### [WORK INSTRUCTIONS]
Every line that contains the word "форме" should be copied.
* start LISTING *
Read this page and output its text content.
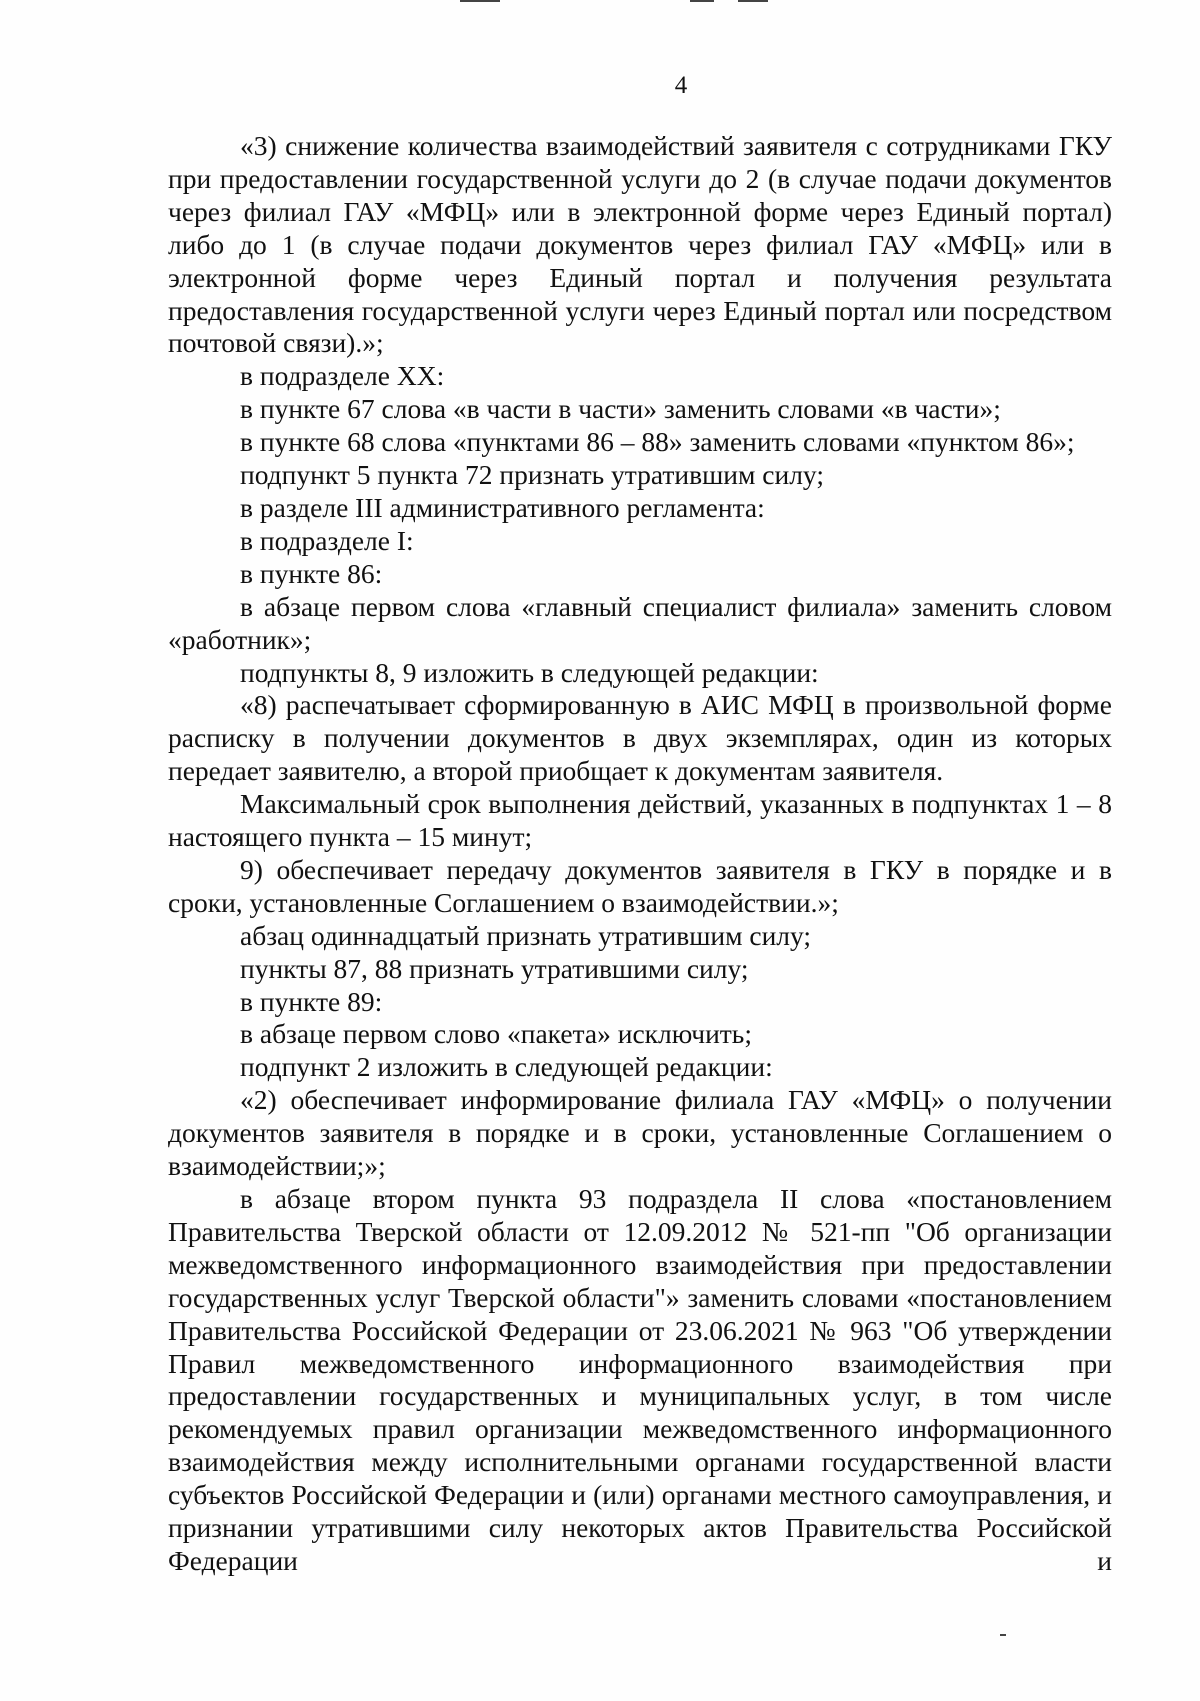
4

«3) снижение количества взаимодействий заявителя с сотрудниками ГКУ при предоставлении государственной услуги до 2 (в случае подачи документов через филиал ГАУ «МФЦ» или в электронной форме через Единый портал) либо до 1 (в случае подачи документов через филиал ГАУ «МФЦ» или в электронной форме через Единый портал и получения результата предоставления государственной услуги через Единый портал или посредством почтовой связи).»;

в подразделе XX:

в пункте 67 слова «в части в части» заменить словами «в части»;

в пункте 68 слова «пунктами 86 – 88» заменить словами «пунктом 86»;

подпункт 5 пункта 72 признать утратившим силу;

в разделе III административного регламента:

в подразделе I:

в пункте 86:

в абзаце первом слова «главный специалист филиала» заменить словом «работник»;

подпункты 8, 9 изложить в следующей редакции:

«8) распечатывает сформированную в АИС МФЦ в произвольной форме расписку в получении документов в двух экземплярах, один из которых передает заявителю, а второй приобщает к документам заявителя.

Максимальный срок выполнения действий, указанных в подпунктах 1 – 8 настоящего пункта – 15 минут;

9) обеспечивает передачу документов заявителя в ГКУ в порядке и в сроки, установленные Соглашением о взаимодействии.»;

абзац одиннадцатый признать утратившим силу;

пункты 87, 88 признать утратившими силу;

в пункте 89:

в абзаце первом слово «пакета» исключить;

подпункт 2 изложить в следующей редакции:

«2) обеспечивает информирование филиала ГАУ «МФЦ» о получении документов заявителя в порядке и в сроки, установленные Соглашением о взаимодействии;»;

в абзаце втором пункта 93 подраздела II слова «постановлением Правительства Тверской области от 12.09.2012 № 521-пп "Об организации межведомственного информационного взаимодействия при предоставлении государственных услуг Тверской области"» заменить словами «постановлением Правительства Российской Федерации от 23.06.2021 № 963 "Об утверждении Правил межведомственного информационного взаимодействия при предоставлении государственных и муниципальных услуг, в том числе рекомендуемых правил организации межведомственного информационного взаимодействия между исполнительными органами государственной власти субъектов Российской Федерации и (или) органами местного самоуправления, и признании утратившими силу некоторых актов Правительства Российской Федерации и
* end LISTING *
### [ANSWER BELOW]
«3) снижение количества взаимодействий заявителя с сотрудниками ГКУ при предоставлении государственной услуги до 2 (в случае подачи документов через филиал ГАУ «МФЦ» или в электронной форме через Единый портал) либо до 1 (в случае подачи документов через филиал ГАУ «МФЦ» или в электронной форме через Единый портал и получения результата предоставления государственной услуги через Единый портал или посредством почтовой связи).»;
«8) распечатывает сформированную в АИС МФЦ в произвольной форме расписку в получении документов в двух экземплярах, один из которых передает заявителю, а второй приобщает к документам заявителя.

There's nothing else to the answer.